━━━━━ Records to use
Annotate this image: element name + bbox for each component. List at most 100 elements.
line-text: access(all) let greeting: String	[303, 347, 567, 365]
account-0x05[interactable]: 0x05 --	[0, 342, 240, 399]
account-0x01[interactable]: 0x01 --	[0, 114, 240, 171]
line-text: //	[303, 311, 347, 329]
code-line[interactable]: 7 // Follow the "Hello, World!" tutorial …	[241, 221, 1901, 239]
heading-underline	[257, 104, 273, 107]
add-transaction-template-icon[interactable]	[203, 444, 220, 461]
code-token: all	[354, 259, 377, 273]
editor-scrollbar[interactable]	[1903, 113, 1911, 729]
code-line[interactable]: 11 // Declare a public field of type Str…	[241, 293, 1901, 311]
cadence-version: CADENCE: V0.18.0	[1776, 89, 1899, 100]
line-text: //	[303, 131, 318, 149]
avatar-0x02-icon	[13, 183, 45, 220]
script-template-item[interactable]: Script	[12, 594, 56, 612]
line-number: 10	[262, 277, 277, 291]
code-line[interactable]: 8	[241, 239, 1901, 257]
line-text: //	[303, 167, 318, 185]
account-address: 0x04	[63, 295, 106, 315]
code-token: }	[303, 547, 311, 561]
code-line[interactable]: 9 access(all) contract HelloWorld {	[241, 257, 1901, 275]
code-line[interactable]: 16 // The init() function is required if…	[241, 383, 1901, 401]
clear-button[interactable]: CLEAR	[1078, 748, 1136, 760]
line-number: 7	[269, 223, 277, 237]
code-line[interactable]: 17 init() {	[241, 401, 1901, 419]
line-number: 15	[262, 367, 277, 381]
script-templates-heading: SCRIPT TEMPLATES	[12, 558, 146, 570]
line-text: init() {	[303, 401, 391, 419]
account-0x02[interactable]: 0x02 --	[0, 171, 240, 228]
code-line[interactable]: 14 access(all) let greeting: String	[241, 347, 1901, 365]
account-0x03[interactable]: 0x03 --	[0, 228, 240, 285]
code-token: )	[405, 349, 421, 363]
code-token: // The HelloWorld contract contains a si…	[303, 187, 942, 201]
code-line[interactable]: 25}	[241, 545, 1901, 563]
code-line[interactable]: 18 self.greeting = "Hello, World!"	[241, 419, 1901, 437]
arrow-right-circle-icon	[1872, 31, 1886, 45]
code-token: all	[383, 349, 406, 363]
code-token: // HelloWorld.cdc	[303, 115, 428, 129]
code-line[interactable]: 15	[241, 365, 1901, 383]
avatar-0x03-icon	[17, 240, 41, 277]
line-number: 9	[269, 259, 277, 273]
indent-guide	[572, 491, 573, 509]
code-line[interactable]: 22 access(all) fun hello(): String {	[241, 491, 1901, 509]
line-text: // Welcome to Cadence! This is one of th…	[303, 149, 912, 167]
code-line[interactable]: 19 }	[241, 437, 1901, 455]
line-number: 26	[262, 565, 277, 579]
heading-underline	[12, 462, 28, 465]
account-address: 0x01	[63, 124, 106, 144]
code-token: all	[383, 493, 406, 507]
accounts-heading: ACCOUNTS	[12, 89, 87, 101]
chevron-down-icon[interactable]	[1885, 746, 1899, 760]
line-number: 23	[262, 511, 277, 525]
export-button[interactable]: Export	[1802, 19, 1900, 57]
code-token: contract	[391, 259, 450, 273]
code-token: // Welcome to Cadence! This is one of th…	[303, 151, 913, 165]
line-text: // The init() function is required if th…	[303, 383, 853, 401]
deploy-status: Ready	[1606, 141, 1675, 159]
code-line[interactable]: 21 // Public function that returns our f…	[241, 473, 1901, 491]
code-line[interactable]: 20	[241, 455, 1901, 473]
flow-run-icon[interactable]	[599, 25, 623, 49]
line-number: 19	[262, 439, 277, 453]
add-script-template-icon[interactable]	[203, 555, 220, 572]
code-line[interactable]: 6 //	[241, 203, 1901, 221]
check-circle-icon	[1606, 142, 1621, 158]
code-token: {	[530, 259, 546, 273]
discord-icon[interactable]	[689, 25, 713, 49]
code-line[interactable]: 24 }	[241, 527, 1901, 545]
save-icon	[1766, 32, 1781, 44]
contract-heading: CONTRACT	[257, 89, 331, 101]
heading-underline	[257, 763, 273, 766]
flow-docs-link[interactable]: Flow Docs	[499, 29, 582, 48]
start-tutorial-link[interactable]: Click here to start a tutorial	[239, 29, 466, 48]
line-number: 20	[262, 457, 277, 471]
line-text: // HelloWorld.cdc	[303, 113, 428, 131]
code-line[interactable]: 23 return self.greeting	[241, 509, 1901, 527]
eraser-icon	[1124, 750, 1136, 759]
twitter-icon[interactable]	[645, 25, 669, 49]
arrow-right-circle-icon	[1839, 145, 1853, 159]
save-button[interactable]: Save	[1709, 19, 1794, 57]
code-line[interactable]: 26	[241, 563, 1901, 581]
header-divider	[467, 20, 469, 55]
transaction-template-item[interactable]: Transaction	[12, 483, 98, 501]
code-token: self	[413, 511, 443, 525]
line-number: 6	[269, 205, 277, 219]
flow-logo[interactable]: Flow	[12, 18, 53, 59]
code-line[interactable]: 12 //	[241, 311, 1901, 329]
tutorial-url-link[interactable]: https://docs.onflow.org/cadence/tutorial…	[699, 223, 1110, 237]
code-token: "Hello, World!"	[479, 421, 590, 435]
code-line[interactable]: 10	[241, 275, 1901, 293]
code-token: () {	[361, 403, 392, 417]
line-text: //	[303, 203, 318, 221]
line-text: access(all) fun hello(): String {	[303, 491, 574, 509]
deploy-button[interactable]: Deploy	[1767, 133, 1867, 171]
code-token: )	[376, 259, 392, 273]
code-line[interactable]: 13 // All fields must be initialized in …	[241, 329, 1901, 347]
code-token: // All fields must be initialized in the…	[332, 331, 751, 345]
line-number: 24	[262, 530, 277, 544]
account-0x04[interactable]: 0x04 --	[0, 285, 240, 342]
━━━━━━━━━━
--- Aim ---
Please pick out every line in the records above that contains the string "arrow", and copy each one.

--- Exercise answer ---
arrow-right-circle-icon	[1872, 31, 1886, 45]
arrow-right-circle-icon	[1839, 145, 1853, 159]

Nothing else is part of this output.